→ **DIRECTIVE**: Locate the string "underlying" throughout the material and copy every line in which it occurs.

→ **DATA LISTING**:
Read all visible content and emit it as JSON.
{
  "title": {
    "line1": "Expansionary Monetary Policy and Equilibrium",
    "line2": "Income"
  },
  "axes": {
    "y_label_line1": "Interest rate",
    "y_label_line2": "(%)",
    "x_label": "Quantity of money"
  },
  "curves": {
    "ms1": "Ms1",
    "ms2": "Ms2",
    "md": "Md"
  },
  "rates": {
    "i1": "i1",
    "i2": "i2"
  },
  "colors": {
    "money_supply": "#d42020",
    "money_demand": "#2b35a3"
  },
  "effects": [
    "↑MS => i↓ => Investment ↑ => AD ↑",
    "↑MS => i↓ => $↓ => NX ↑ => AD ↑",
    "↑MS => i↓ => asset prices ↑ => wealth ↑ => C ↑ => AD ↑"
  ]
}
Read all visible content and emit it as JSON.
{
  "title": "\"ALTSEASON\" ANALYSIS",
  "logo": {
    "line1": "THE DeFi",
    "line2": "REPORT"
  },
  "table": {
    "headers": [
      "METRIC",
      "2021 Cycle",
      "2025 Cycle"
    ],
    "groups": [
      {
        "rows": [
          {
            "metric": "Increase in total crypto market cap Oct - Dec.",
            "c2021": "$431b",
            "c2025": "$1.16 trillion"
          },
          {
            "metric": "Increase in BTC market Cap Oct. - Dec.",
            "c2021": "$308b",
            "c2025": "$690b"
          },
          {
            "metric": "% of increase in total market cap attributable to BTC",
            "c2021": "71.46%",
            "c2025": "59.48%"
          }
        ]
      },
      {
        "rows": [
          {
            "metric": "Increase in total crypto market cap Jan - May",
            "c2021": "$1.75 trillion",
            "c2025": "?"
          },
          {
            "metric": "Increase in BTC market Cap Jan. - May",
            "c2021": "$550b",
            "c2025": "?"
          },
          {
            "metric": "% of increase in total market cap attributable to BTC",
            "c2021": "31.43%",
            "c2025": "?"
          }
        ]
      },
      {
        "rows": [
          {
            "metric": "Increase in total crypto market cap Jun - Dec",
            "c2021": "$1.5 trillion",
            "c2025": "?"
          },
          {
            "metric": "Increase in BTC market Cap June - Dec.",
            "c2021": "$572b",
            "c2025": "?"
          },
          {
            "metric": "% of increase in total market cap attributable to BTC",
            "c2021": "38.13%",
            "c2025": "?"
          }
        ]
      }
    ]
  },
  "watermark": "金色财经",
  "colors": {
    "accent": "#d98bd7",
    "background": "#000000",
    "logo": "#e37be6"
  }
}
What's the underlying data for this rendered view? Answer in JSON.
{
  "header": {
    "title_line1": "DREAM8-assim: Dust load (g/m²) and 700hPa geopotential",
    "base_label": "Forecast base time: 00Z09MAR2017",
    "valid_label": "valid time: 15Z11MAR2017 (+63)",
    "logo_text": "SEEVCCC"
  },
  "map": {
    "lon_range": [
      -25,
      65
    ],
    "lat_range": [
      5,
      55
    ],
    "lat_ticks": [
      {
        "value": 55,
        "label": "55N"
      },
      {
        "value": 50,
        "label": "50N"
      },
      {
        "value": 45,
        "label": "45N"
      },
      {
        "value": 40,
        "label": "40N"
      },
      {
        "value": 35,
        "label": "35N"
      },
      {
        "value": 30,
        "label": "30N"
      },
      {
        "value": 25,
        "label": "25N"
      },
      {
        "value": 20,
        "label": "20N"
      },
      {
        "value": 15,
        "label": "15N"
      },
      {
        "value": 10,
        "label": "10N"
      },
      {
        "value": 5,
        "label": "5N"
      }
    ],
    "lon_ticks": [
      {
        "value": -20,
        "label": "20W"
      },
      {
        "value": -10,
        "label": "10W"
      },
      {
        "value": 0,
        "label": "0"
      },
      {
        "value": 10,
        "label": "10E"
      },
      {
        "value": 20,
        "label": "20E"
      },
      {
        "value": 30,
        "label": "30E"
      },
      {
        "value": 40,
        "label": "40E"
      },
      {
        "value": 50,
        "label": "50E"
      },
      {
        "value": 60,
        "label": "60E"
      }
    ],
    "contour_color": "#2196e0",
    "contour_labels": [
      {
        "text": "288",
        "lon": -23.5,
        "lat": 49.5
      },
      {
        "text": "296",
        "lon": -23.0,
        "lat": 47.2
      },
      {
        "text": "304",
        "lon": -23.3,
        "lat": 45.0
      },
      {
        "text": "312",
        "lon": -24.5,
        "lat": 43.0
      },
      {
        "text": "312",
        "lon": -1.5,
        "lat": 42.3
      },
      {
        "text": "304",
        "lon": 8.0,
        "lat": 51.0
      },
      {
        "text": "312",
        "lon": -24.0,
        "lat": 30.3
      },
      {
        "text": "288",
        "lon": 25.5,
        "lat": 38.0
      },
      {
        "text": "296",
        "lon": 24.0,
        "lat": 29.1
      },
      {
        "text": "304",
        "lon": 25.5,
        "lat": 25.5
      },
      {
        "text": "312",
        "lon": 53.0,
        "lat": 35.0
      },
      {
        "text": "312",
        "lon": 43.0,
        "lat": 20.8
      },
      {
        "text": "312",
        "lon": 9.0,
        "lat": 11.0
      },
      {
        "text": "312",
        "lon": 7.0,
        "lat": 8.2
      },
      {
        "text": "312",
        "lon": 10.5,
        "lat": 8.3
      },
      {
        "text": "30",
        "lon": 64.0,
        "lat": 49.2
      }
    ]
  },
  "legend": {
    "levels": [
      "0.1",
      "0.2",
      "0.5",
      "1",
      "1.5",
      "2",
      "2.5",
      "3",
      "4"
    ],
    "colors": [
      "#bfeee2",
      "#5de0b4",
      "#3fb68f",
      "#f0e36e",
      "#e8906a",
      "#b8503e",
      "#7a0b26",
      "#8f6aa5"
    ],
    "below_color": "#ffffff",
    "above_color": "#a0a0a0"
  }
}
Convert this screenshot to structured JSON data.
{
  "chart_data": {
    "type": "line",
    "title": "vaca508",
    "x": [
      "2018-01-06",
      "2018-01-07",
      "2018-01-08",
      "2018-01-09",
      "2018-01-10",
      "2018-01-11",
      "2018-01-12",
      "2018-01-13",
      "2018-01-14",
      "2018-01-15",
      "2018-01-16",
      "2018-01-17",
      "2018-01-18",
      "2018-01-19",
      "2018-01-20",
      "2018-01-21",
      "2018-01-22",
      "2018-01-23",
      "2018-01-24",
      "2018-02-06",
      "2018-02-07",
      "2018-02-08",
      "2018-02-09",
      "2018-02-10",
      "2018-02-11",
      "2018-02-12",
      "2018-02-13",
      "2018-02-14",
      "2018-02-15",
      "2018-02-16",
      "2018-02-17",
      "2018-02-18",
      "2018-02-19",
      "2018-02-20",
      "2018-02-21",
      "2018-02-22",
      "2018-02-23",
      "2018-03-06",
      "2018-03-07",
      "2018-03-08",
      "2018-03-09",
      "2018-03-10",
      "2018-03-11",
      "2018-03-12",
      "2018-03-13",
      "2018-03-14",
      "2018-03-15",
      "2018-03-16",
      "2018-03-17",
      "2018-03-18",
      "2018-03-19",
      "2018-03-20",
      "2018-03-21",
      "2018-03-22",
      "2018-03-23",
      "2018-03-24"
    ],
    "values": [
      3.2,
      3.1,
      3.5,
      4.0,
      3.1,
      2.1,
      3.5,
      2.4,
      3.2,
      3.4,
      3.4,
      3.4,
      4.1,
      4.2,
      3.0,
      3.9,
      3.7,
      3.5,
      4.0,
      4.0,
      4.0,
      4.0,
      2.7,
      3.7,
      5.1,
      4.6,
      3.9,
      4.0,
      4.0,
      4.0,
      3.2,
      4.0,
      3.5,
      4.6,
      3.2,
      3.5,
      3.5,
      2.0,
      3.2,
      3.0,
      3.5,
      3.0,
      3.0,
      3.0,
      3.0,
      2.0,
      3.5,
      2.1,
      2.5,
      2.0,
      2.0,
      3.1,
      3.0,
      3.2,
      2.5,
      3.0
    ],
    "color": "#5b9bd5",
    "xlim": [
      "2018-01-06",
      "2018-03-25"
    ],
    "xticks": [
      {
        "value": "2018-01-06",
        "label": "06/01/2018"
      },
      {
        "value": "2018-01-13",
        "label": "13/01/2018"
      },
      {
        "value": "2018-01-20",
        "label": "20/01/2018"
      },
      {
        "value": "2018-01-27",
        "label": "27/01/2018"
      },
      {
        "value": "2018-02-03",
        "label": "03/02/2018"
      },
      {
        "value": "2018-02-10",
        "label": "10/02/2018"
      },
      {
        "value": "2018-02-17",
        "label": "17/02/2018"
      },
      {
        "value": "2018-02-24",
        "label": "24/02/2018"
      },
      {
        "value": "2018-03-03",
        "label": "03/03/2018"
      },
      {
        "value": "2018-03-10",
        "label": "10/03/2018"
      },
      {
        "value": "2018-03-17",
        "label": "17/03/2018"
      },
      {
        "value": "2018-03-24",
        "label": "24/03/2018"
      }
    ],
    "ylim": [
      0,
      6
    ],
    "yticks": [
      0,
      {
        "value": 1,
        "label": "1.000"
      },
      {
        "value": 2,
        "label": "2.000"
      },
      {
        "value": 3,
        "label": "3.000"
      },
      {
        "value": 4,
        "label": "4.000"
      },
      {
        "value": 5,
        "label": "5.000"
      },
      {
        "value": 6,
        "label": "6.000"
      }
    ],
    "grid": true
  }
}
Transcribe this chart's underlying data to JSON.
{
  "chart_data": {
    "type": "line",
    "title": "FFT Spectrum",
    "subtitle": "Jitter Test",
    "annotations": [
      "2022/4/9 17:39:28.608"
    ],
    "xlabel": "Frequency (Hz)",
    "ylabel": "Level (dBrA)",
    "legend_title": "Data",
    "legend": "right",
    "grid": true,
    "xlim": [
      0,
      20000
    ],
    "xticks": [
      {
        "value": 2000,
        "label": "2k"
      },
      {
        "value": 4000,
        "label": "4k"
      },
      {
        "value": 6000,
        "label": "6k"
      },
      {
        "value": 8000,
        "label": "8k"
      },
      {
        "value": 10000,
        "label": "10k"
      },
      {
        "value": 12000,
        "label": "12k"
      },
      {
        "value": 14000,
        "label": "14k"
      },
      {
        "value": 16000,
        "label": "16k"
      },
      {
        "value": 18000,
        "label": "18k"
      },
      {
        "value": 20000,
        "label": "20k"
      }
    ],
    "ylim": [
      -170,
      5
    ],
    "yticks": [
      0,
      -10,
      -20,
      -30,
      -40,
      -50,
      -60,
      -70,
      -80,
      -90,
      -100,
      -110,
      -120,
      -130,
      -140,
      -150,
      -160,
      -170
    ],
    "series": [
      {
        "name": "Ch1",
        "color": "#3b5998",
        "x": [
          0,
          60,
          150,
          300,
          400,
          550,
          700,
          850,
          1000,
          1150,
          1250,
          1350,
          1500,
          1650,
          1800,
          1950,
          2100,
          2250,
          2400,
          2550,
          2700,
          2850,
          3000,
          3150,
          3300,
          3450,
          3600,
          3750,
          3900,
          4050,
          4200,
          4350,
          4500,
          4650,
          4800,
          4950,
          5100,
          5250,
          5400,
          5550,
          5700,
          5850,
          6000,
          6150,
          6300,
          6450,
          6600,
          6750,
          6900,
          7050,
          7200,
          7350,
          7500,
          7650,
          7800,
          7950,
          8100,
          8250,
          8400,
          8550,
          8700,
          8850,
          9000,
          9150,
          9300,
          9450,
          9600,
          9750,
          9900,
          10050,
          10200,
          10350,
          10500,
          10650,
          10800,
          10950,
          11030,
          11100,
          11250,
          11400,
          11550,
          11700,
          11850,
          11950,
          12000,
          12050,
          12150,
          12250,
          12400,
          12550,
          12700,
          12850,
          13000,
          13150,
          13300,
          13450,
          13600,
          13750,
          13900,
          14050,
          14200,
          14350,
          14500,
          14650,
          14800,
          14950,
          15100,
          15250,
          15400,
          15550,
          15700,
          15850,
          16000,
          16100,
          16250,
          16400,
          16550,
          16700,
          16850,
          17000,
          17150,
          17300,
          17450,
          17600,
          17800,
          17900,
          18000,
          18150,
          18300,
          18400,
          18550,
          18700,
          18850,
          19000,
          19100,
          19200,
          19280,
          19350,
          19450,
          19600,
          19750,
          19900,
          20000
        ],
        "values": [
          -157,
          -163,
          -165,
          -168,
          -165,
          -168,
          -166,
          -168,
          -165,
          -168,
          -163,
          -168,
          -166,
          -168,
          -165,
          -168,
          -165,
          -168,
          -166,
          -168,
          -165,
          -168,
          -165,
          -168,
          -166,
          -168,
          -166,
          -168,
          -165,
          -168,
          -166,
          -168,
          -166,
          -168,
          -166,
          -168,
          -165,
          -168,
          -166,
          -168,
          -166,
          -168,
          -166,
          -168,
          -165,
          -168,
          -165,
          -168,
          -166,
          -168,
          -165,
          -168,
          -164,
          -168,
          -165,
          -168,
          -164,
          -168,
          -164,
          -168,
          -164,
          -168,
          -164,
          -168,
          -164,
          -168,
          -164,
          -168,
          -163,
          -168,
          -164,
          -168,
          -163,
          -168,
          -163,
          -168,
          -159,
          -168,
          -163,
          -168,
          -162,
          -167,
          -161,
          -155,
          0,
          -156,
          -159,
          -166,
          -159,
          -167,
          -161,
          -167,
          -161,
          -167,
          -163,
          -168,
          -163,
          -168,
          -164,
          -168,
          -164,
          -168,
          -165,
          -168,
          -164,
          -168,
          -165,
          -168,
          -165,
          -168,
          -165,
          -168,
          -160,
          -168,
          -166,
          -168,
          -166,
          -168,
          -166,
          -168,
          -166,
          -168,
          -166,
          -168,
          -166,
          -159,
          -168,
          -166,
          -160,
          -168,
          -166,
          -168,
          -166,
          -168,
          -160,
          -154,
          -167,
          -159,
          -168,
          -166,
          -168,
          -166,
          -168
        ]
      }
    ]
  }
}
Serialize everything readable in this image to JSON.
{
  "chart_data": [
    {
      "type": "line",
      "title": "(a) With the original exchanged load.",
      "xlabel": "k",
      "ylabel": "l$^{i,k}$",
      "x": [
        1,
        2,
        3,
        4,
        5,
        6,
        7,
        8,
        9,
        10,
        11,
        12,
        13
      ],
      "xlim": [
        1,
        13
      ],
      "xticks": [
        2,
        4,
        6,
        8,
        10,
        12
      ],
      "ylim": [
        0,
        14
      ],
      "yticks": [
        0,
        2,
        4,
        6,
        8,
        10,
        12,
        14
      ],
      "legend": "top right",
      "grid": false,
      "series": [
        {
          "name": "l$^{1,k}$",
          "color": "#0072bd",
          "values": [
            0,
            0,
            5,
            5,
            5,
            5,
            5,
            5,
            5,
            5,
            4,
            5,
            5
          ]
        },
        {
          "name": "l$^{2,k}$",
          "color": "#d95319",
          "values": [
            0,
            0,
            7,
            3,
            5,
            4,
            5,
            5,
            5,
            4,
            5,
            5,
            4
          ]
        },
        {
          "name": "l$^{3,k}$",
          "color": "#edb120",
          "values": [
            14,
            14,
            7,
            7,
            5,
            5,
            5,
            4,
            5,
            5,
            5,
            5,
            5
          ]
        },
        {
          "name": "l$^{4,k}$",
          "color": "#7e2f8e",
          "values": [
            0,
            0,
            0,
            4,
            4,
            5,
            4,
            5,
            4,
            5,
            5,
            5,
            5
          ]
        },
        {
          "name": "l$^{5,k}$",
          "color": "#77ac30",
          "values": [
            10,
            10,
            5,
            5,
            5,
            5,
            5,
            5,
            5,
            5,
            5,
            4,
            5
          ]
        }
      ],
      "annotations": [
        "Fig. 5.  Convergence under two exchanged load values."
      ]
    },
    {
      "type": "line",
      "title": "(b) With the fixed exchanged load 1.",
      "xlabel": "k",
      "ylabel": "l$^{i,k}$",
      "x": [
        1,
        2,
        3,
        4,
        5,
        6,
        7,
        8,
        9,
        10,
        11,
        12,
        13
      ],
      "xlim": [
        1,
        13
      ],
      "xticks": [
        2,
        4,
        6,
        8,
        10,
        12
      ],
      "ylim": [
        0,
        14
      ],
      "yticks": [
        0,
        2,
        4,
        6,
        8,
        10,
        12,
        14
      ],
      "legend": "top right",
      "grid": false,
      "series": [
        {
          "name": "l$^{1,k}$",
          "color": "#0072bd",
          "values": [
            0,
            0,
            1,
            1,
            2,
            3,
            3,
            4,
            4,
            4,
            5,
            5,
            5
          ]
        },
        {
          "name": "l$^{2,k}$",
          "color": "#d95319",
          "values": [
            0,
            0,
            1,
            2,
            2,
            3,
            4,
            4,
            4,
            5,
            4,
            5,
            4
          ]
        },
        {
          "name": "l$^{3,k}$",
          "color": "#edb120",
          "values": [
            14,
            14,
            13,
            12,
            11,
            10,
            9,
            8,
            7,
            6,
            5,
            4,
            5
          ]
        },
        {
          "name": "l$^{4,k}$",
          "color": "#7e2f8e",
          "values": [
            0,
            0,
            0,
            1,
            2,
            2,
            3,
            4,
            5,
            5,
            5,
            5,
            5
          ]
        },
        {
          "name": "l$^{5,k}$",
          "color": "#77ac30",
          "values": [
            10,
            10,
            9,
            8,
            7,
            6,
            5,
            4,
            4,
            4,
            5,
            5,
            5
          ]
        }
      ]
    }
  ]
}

→ **ANSWER TO THIS EXERCISE**:
What's the underlying data for this rendered view? Answer in JSON.
Transcribe this chart's underlying data to JSON.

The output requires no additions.